PROBLEM DESCRIPTION => Bring together all lines of the material below that contain the string "pentru".

ENTRIES SUPPLIED =>
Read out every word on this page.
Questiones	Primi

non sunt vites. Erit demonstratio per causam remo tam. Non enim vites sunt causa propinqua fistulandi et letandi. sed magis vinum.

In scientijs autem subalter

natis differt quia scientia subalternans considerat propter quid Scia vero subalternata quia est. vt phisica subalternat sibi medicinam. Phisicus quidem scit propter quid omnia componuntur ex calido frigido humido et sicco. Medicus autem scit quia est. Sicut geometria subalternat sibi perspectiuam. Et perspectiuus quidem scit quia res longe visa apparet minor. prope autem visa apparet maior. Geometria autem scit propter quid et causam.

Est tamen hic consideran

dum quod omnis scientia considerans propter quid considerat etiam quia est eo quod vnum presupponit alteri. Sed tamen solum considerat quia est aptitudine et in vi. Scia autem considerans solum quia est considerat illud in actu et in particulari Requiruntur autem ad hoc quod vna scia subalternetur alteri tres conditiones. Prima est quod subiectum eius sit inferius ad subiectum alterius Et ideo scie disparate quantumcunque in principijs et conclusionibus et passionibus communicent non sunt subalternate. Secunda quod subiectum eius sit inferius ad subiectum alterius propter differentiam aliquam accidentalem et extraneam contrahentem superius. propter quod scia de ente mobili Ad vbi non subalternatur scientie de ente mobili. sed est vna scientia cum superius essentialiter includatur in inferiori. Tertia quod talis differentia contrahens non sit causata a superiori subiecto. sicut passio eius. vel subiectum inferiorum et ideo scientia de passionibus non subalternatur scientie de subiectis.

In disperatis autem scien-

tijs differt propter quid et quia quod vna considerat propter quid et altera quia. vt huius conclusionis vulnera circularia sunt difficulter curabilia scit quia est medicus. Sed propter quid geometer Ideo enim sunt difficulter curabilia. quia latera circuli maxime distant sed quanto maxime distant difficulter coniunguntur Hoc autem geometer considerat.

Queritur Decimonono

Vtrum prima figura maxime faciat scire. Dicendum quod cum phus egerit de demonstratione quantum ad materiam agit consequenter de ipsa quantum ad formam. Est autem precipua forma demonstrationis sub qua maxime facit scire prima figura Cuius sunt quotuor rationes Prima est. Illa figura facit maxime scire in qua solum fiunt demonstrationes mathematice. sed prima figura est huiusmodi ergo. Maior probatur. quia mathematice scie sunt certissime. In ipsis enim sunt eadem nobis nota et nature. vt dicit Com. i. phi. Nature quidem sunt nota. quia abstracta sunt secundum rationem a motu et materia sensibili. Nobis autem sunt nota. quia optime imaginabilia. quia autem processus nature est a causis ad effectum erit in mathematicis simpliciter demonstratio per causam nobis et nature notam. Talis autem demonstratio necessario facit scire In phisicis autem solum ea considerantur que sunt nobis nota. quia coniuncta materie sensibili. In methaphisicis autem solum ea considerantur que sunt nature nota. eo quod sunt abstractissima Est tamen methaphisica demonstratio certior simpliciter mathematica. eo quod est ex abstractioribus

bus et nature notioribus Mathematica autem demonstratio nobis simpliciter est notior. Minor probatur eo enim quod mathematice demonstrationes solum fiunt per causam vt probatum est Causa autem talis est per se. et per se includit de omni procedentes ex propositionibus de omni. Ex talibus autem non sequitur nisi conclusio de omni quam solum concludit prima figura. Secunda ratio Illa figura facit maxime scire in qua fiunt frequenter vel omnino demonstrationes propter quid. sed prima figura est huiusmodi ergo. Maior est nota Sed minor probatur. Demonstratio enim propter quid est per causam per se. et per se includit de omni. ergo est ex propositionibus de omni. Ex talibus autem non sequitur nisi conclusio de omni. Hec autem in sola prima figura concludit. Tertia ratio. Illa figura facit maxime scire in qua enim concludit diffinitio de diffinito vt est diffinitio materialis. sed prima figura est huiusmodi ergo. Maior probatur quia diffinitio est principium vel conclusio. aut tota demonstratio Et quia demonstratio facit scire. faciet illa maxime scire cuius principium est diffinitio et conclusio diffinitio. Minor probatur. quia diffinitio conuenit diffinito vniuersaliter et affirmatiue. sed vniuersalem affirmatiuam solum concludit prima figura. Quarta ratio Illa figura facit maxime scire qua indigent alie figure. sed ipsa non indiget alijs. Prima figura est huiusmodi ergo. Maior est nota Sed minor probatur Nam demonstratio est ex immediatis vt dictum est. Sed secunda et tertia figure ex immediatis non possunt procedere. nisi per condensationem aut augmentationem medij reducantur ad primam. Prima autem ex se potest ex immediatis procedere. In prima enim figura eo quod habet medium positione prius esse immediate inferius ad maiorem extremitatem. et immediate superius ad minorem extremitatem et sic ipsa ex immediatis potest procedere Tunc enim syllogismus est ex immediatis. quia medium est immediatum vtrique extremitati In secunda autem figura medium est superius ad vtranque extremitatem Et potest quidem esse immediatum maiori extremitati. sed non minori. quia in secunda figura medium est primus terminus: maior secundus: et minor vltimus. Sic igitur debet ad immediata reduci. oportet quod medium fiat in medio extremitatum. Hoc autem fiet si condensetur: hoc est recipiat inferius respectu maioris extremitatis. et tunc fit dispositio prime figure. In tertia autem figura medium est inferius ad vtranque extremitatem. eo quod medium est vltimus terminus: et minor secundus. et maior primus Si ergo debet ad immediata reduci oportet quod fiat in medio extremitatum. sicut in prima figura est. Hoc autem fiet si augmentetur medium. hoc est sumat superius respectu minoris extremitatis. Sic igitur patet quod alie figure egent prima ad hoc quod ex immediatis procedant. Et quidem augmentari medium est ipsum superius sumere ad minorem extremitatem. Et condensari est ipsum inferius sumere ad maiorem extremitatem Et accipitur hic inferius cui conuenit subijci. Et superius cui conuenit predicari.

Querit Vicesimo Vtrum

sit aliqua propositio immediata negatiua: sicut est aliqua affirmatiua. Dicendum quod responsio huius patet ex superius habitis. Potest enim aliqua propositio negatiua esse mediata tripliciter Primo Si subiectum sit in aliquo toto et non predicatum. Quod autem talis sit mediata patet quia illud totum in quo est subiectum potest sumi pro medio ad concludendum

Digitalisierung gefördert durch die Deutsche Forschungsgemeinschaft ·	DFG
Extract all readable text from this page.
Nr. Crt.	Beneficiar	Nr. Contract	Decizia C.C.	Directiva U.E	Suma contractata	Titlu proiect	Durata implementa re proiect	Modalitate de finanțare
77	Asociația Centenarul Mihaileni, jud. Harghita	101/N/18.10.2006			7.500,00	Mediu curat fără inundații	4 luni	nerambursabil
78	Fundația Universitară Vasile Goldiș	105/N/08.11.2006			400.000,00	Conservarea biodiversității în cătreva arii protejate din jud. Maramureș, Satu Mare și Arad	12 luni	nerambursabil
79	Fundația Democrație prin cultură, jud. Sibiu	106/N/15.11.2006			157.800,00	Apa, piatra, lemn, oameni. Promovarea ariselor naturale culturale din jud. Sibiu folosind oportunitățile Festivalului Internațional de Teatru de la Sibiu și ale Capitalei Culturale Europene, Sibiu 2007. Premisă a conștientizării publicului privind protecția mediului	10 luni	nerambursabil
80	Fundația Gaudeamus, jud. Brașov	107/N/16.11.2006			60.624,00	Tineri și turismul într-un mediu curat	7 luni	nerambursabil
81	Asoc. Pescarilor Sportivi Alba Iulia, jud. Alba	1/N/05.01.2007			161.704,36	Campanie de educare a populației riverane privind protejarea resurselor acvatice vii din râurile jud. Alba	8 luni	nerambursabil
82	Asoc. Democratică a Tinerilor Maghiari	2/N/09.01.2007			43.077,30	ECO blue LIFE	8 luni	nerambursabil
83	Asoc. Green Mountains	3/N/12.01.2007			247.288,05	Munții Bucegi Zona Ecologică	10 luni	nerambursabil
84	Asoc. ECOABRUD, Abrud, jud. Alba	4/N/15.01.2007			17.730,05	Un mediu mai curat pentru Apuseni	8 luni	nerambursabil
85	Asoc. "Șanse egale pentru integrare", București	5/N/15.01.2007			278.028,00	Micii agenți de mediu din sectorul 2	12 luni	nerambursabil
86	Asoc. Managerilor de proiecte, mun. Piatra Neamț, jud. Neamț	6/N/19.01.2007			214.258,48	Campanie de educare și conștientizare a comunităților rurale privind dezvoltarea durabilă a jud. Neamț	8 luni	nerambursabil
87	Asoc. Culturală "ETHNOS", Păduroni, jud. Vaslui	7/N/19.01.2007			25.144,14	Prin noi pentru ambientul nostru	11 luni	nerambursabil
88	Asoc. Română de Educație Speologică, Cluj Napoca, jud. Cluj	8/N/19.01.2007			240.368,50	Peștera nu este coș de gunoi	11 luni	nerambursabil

RESPONSE FOR THIS EXERCISE =>
84	Asoc. ECOABRUD, Abrud, jud. Alba	4/N/15.01.2007			17.730,05	Un mediu mai curat pentru Apuseni	8 luni	nerambursabil
85	Asoc. "Șanse egale pentru integrare", București	5/N/15.01.2007			278.028,00	Micii agenți de mediu din sectorul 2	12 luni	nerambursabil
87	Asoc. Culturală "ETHNOS", Păduroni, jud. Vaslui	7/N/19.01.2007			25.144,14	Prin noi pentru ambientul nostru	11 luni	nerambursabil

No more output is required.